* Task to carry out
List all lines in the material below that contain "Daily".

* Dataset records

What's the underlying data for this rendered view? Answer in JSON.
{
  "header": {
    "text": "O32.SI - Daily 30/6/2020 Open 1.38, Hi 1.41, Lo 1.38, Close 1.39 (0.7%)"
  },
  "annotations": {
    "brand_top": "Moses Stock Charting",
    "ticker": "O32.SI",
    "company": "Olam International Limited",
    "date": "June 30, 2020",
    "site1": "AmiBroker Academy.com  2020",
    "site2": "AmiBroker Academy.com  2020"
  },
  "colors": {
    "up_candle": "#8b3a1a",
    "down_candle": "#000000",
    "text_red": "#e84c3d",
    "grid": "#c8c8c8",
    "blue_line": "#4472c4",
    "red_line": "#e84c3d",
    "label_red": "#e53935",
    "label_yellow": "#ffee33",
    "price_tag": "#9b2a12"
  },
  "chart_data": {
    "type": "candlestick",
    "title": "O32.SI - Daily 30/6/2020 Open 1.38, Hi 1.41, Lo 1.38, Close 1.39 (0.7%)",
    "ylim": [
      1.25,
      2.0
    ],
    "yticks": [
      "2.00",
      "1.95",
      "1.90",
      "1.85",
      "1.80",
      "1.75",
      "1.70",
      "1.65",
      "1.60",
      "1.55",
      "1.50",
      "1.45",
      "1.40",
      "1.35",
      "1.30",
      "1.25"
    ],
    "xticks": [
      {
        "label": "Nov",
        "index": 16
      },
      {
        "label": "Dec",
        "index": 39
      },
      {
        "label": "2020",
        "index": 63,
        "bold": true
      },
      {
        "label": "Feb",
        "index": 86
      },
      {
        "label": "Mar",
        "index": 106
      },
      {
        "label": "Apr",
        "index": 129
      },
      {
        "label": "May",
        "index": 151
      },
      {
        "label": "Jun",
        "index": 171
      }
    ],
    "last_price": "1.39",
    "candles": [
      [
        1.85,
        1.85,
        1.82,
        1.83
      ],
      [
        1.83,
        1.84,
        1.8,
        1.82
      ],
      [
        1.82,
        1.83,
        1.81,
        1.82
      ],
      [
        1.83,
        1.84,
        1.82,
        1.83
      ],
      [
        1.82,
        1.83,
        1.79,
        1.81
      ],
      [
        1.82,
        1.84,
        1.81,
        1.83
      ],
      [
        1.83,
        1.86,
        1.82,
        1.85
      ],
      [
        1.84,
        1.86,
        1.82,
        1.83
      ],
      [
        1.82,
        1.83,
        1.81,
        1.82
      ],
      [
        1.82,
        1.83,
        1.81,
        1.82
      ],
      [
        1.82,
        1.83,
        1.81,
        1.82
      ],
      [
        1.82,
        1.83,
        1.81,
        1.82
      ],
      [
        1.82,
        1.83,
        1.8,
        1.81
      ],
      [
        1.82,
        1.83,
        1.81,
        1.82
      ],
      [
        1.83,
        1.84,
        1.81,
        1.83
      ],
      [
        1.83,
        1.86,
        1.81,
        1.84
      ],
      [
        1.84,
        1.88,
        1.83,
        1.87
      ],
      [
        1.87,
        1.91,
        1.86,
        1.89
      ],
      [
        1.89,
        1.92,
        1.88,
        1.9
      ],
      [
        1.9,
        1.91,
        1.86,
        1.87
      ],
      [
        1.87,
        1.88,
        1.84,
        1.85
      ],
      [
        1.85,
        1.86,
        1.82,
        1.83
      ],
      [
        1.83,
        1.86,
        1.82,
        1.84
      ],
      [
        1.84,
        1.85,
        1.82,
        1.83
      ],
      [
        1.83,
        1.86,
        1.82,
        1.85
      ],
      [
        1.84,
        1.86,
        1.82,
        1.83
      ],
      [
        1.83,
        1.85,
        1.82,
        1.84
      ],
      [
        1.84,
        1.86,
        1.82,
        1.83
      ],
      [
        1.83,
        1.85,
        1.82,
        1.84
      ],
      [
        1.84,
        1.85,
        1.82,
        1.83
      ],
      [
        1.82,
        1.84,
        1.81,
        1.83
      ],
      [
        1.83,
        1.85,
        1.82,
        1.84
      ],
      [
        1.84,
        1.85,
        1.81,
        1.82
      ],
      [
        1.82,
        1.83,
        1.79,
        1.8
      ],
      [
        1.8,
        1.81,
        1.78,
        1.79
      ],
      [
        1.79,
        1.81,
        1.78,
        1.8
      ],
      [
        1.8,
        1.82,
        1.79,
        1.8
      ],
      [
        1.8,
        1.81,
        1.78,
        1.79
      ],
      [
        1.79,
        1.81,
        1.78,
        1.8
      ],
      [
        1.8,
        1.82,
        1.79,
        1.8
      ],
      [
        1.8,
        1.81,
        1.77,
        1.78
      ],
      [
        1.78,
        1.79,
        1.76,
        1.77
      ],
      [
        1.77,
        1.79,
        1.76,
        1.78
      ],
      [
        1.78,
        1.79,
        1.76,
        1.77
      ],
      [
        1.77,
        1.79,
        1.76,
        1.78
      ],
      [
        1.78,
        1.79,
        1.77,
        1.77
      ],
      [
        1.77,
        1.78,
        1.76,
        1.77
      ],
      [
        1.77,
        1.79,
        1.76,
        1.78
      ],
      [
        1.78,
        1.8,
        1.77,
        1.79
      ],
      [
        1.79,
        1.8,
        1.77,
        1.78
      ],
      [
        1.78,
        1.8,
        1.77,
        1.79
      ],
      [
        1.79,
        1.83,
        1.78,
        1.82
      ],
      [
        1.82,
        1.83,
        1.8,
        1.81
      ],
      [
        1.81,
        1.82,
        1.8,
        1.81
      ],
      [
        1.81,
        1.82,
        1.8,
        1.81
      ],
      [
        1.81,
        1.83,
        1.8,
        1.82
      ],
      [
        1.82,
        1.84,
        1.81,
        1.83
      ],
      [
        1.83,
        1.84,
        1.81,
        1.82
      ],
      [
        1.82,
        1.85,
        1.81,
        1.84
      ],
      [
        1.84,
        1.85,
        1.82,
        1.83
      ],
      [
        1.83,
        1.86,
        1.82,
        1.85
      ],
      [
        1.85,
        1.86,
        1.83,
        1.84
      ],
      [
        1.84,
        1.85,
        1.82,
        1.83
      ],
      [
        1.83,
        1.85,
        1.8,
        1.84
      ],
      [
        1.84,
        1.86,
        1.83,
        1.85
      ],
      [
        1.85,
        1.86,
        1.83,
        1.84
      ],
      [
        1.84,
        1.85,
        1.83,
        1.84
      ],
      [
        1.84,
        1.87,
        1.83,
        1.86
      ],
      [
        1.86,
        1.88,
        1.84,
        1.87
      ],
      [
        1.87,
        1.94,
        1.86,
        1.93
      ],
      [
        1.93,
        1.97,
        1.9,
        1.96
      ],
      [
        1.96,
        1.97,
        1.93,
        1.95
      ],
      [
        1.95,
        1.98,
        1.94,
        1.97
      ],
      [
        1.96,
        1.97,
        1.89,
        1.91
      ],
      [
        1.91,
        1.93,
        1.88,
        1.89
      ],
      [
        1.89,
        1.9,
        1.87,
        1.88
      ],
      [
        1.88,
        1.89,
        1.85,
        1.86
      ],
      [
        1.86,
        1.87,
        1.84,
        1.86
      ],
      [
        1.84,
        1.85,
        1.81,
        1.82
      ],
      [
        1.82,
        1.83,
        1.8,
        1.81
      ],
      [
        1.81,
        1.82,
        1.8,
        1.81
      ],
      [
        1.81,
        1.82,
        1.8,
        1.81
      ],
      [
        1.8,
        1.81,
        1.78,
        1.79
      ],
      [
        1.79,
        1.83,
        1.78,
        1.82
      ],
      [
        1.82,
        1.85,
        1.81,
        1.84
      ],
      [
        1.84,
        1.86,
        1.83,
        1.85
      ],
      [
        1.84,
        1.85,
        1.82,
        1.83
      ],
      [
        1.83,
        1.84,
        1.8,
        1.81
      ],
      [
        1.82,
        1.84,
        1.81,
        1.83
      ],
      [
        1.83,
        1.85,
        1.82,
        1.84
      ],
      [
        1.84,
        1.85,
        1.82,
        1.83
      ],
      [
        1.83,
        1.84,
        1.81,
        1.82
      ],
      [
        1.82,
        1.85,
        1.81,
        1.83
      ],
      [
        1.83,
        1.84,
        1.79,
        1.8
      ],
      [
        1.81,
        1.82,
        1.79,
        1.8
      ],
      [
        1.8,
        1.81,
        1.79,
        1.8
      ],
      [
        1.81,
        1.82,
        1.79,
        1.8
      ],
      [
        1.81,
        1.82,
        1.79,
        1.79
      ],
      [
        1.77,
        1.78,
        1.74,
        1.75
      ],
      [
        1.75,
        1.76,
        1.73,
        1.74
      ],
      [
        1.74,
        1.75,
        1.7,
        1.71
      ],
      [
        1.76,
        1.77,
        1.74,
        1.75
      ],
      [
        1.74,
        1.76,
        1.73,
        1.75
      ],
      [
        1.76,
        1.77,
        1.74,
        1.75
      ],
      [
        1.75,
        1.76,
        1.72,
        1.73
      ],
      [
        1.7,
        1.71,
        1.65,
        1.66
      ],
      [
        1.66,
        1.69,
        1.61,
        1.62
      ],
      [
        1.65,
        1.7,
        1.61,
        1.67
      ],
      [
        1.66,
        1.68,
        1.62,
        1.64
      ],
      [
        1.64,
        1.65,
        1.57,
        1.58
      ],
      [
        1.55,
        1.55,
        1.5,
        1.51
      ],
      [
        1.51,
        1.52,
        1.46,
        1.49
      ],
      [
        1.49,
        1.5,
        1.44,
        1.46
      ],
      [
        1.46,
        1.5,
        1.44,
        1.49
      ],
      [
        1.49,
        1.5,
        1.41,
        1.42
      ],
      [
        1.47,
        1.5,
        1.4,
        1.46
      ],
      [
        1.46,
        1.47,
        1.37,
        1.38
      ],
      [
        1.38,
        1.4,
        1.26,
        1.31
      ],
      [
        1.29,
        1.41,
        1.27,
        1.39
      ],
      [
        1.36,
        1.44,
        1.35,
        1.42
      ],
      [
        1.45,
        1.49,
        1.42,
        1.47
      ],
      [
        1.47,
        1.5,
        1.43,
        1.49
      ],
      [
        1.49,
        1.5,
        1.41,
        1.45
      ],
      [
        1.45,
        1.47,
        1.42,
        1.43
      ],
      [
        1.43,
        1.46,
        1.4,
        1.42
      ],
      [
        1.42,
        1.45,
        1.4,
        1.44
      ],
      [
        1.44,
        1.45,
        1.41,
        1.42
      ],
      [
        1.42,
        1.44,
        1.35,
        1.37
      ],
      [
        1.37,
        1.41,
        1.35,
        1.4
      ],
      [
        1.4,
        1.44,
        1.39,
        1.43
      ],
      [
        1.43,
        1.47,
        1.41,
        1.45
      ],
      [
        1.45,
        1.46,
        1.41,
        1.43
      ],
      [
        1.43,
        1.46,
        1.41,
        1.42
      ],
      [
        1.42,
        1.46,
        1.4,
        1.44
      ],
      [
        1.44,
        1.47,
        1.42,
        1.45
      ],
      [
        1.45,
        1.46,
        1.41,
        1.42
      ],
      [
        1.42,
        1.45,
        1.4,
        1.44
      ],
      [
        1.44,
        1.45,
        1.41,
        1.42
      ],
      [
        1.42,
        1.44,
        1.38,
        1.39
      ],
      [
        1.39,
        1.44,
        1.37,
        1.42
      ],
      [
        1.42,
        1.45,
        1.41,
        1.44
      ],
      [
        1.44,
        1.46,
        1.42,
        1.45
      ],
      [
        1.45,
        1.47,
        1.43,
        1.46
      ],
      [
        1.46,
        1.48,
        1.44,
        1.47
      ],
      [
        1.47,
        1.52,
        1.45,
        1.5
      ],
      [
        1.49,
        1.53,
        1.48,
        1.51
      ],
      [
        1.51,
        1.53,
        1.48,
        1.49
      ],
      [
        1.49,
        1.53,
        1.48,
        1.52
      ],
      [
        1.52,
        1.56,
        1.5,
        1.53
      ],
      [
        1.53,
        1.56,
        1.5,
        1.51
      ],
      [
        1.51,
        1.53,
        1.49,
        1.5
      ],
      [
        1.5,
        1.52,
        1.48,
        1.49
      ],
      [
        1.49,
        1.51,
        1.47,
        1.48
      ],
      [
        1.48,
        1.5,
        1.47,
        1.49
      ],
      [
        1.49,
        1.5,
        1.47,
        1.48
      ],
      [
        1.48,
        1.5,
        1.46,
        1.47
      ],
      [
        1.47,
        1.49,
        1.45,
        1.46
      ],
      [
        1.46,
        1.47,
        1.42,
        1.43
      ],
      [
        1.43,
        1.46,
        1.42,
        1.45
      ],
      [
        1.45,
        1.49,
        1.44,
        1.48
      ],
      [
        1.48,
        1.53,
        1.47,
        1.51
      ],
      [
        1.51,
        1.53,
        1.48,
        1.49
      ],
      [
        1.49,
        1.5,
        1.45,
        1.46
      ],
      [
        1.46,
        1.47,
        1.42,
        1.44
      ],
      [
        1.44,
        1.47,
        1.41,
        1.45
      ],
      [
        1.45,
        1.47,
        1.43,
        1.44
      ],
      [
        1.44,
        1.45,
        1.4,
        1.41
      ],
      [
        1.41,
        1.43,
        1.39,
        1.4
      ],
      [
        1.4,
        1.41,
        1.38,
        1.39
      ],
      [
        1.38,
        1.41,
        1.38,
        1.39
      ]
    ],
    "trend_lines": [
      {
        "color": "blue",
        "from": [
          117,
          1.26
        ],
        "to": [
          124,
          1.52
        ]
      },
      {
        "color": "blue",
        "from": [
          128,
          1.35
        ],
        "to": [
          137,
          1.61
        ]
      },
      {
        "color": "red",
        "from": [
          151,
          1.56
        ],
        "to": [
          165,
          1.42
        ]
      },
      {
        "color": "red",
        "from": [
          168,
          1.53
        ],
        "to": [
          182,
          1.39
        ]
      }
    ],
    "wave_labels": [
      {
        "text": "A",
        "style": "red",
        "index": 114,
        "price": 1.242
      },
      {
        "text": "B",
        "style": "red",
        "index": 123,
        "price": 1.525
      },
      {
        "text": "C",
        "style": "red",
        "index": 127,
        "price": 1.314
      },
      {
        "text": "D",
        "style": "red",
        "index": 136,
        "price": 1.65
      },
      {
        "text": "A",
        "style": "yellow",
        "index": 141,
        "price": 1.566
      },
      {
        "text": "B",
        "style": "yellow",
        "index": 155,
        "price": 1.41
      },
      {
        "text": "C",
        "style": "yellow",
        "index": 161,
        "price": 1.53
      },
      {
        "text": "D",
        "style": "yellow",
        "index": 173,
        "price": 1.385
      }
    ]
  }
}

* Answer to this problem
    "text": "O32.SI - Daily 30/6/2020 Open 1.38, Hi 1.41, Lo 1.38, Close 1.39 (0.7%)"
    "title": "O32.SI - Daily 30/6/2020 Open 1.38, Hi 1.41, Lo 1.38, Close 1.39 (0.7%)",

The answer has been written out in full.